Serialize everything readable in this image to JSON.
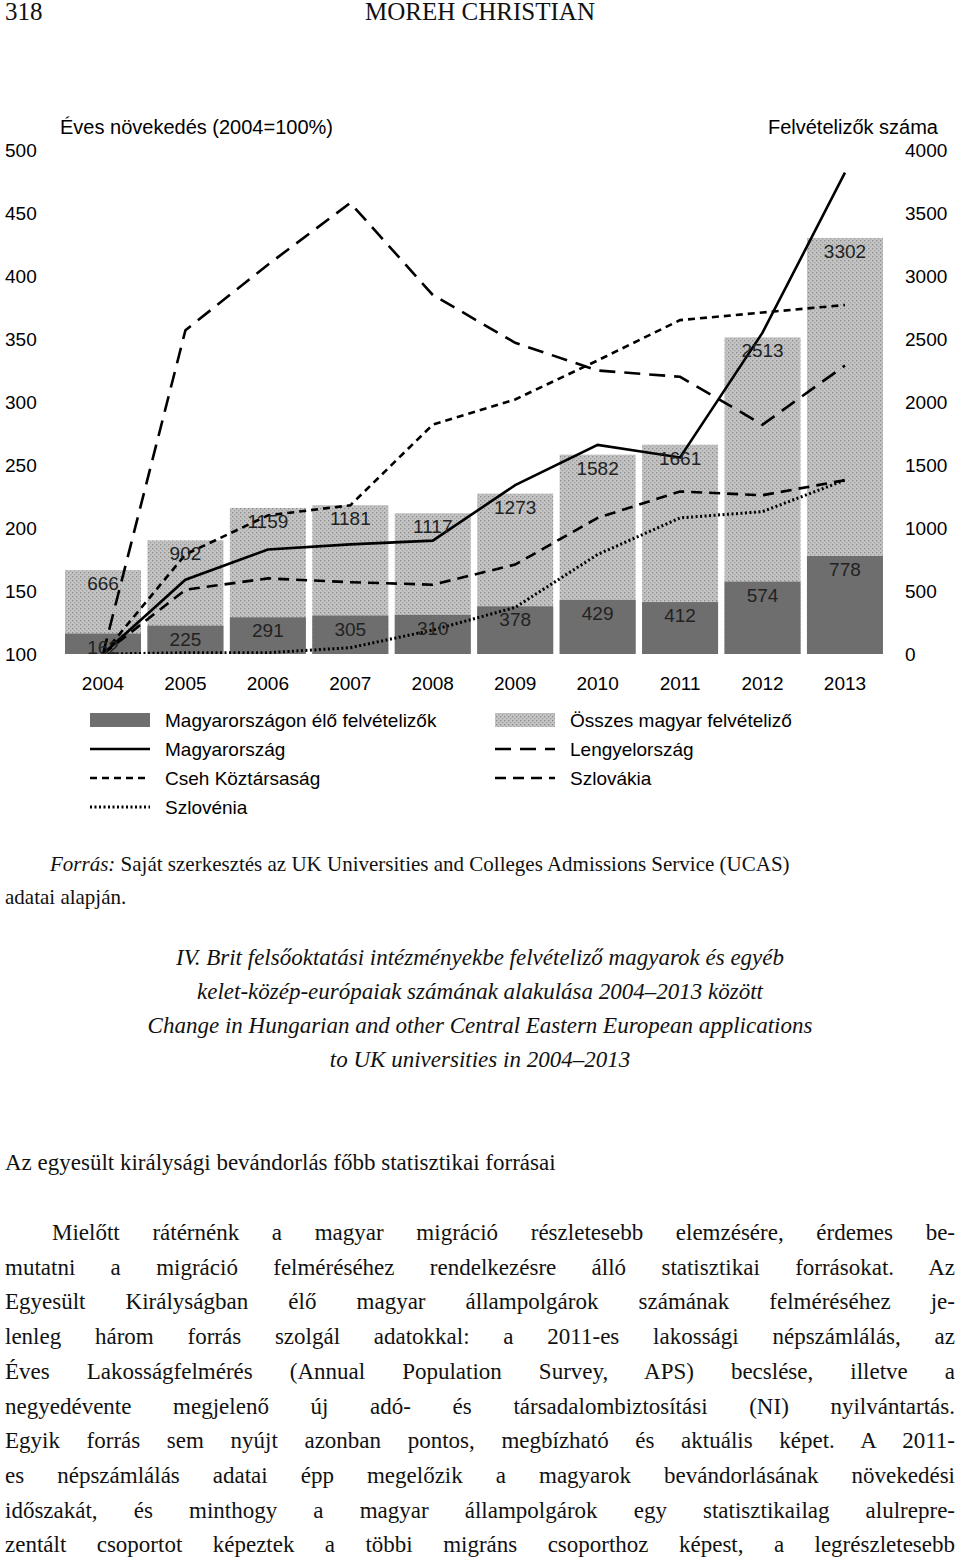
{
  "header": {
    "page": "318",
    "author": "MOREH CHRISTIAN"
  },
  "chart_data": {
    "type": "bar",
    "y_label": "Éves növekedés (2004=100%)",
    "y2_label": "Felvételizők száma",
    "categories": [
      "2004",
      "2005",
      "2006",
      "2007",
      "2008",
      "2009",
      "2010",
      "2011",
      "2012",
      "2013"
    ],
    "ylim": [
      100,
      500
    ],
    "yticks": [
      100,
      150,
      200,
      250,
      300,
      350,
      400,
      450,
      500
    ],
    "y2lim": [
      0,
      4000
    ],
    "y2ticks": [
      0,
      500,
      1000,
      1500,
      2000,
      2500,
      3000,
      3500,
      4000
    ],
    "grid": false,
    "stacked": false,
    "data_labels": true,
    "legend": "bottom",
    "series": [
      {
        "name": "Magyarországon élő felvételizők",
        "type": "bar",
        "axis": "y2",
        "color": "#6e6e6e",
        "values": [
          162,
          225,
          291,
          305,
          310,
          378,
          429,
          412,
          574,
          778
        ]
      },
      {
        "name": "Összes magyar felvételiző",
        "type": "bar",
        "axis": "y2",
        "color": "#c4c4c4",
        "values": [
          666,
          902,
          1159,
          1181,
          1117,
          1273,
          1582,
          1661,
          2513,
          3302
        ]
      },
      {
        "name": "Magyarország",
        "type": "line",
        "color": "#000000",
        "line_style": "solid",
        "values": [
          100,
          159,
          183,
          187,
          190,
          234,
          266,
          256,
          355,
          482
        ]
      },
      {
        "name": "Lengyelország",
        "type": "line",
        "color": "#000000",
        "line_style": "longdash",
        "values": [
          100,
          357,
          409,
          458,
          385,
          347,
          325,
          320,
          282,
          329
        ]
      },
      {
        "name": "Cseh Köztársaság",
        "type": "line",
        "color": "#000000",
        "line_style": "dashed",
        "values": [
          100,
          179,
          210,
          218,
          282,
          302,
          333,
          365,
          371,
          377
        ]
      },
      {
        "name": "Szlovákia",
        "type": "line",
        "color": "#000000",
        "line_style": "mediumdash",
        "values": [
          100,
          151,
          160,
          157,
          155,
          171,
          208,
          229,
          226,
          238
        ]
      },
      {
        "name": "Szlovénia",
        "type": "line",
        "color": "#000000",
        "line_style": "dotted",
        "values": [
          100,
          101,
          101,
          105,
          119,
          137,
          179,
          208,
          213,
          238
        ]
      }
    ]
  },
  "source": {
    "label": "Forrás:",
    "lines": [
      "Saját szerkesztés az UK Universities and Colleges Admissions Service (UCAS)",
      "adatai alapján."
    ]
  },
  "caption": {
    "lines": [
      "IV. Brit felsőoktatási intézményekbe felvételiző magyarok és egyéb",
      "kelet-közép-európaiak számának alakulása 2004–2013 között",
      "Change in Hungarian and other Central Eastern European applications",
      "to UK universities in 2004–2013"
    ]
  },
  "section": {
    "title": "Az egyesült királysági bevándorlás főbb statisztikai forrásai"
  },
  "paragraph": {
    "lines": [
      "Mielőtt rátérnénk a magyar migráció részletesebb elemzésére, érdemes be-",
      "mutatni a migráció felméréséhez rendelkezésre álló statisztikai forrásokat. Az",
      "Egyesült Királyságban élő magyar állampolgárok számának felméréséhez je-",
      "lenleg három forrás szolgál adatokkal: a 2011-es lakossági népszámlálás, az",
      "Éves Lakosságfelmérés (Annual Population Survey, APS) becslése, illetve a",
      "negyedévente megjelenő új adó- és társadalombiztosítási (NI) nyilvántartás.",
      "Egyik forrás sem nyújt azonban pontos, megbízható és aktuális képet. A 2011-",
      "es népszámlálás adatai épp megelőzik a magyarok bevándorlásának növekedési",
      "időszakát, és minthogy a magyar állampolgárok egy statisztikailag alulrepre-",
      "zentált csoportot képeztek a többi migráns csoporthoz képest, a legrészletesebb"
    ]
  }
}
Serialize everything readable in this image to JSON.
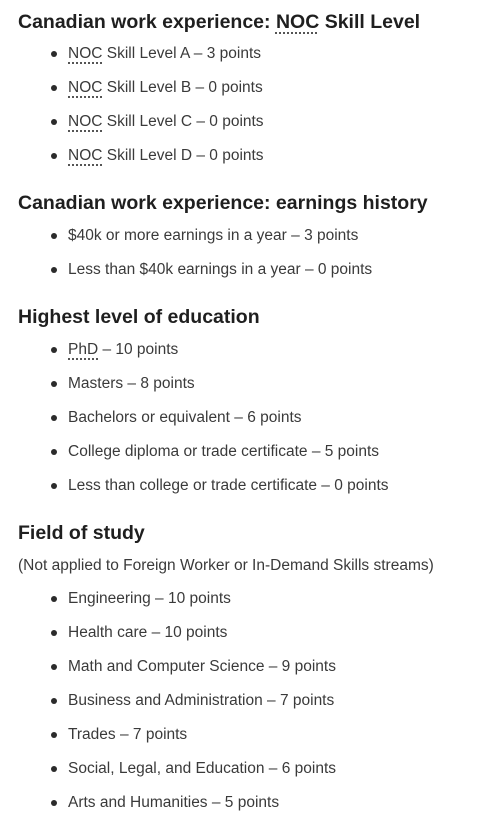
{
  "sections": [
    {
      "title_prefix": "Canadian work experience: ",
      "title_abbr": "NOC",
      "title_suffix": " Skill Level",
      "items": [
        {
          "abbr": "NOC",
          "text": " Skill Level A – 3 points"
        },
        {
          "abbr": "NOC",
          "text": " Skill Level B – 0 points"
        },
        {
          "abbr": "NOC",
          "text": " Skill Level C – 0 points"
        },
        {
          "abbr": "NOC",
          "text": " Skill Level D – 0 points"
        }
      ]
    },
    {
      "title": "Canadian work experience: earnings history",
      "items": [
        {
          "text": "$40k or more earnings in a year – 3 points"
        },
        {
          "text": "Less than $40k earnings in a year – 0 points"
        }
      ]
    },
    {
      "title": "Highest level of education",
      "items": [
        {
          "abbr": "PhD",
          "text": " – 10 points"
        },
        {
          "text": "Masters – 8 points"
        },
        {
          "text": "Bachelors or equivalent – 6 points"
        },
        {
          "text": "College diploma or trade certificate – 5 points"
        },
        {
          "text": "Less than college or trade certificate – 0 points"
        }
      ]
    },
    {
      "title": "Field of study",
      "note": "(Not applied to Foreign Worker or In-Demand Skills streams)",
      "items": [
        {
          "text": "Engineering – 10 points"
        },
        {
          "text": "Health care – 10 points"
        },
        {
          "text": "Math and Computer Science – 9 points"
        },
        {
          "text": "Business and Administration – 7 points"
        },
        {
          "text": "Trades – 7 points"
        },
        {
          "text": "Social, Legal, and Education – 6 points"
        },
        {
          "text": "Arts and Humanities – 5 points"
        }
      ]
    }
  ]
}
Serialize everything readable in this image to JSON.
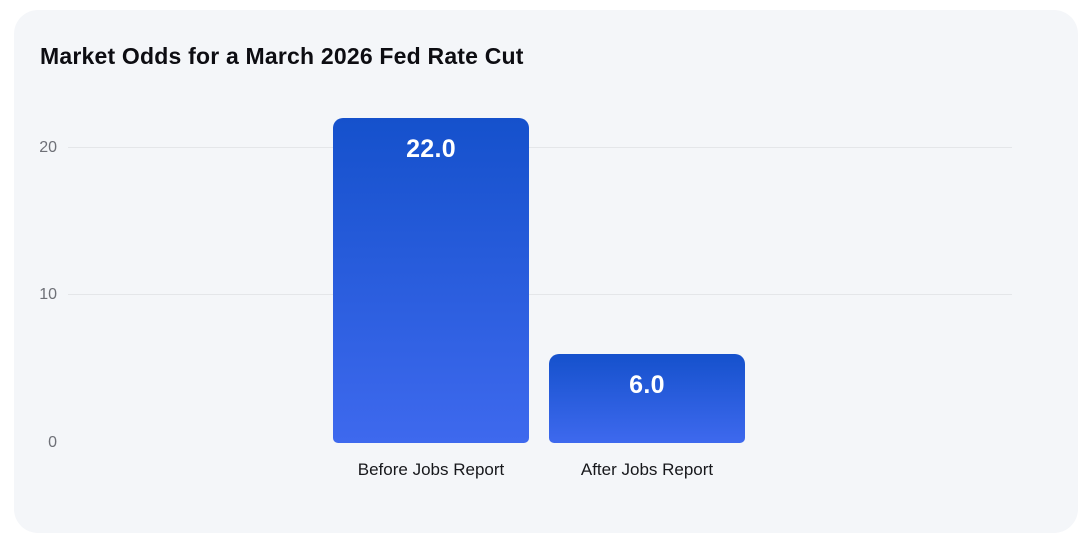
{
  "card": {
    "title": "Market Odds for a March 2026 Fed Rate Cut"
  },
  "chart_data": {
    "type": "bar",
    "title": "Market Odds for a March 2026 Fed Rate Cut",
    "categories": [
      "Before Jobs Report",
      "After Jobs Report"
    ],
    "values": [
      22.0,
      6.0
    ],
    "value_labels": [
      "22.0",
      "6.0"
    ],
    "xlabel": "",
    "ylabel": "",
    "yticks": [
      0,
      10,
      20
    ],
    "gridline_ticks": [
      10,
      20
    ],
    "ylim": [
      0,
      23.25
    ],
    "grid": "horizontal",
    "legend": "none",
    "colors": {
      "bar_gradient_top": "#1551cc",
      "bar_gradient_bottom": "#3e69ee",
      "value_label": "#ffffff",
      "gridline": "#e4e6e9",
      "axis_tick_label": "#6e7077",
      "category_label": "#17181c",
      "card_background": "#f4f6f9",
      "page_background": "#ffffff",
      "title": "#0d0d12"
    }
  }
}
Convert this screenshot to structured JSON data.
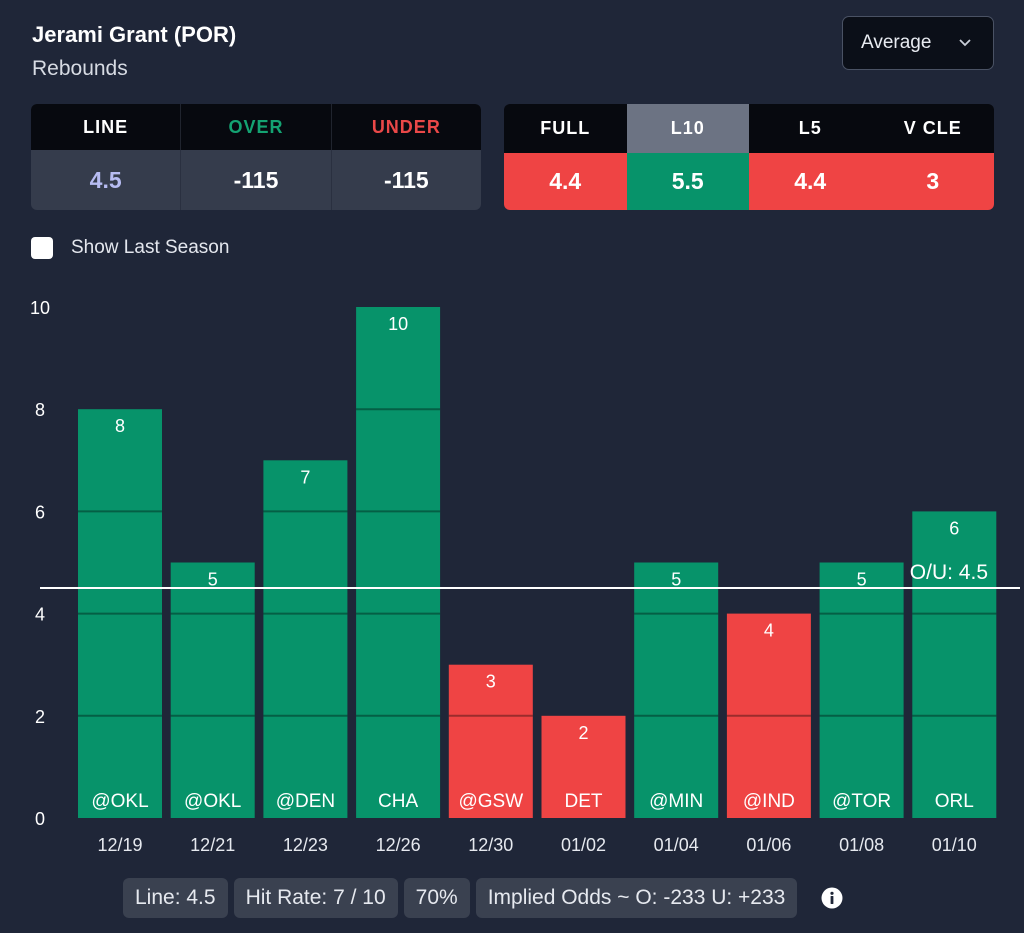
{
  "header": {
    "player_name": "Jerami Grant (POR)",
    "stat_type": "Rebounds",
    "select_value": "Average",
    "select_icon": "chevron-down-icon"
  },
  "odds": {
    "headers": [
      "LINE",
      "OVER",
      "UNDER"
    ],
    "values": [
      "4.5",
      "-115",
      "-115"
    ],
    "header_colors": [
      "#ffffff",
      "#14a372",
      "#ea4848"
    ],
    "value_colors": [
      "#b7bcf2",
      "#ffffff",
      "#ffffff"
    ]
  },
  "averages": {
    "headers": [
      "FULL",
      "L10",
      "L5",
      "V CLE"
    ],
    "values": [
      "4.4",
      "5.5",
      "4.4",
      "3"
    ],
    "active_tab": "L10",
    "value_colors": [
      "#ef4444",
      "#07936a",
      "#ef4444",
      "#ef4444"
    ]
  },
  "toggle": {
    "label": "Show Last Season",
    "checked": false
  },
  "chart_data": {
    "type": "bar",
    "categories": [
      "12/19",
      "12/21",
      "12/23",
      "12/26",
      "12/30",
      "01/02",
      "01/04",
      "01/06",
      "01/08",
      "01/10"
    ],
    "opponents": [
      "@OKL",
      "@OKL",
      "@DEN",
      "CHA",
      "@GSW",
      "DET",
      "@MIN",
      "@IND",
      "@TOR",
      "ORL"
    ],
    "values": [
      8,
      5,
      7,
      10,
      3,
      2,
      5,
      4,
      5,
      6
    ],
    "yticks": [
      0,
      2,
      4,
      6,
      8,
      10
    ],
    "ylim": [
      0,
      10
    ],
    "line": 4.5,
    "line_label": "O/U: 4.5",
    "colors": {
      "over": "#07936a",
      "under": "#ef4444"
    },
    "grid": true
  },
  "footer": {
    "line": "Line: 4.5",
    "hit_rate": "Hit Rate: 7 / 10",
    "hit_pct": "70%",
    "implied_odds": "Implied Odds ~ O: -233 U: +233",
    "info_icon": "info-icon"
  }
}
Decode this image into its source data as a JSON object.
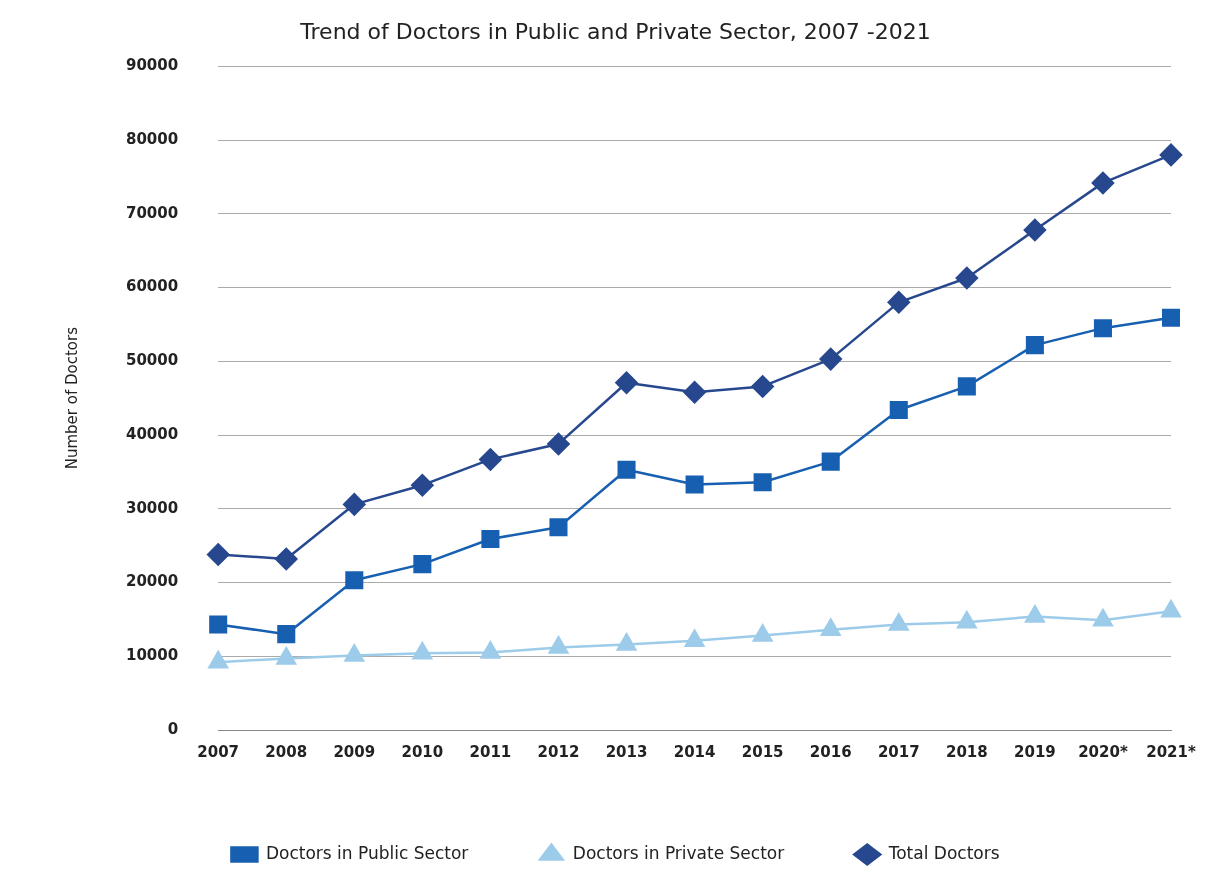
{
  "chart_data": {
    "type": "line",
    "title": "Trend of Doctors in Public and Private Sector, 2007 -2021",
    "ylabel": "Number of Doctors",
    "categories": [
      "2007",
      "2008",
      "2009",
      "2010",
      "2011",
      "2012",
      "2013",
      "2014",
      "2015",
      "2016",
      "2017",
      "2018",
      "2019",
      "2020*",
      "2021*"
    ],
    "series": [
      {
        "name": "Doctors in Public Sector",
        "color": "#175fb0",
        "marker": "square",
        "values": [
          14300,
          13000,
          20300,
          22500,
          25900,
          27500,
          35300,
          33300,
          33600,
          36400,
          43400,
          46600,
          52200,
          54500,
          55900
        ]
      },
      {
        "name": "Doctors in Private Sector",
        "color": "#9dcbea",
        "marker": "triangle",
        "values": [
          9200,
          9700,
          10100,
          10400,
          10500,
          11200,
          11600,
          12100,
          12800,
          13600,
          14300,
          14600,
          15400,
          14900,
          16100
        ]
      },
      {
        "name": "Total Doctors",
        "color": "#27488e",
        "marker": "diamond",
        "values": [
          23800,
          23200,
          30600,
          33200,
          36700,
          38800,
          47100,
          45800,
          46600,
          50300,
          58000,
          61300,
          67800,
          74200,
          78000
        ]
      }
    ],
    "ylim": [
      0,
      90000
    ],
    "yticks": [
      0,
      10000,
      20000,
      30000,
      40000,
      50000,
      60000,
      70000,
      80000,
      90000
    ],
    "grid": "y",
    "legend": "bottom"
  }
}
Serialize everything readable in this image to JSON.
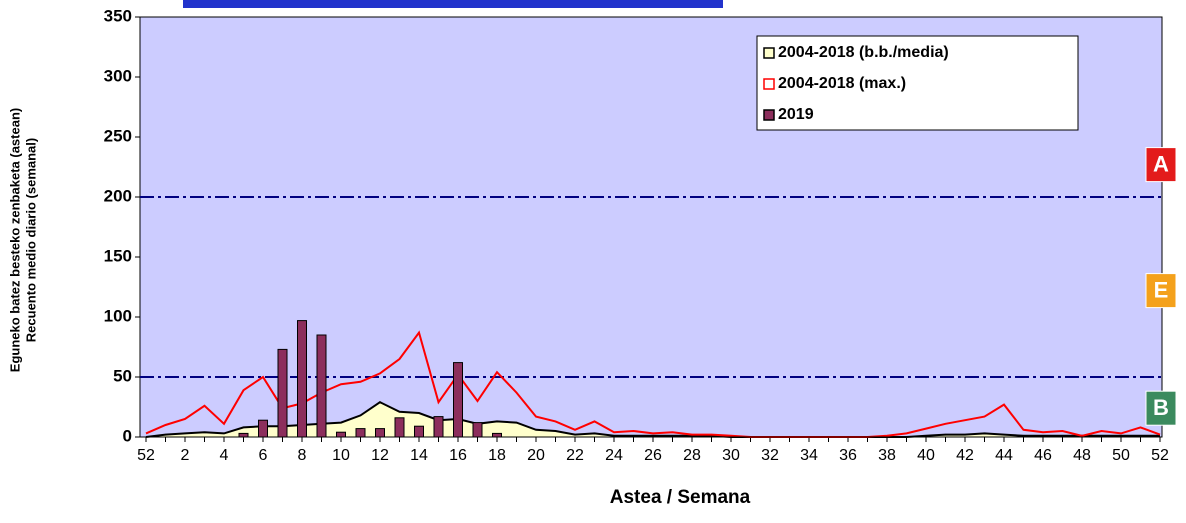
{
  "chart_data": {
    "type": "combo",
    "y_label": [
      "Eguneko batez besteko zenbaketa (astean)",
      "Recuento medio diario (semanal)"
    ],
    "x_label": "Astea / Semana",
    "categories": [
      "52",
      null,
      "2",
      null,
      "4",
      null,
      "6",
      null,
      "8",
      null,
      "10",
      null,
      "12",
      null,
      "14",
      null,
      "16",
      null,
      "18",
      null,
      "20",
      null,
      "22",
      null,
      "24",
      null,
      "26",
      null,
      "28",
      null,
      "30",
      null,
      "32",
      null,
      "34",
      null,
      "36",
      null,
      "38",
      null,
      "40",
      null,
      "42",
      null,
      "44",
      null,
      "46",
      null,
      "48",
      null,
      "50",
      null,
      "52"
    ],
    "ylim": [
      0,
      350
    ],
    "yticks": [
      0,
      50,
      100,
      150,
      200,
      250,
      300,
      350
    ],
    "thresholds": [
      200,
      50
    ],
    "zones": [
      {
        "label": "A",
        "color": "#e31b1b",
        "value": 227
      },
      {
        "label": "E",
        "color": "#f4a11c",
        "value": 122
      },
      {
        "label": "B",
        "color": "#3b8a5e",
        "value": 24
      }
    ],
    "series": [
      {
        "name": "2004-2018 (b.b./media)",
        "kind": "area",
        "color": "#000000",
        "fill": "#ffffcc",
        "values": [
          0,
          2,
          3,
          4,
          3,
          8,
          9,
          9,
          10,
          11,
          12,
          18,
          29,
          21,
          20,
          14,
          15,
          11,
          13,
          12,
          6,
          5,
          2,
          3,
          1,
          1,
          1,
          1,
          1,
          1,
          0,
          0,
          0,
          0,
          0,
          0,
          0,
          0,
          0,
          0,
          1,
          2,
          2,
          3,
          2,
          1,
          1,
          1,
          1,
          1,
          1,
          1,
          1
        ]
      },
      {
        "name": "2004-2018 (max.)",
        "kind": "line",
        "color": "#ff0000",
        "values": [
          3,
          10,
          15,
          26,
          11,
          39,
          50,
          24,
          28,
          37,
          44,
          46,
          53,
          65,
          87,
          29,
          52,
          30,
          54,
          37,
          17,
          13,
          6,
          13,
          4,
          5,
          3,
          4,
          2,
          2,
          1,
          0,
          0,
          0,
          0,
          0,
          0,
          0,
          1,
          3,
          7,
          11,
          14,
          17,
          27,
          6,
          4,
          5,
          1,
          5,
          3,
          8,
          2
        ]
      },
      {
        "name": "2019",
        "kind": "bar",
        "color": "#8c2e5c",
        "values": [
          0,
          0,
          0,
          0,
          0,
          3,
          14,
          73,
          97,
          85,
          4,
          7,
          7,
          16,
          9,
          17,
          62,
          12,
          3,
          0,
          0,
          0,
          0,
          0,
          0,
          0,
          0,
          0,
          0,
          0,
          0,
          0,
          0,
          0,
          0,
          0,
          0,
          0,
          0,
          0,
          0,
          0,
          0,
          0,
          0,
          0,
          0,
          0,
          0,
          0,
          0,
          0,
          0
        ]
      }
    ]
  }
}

Given task:
Count the lines above that contain the word "March". Give only the number.

Response for this exercise:
2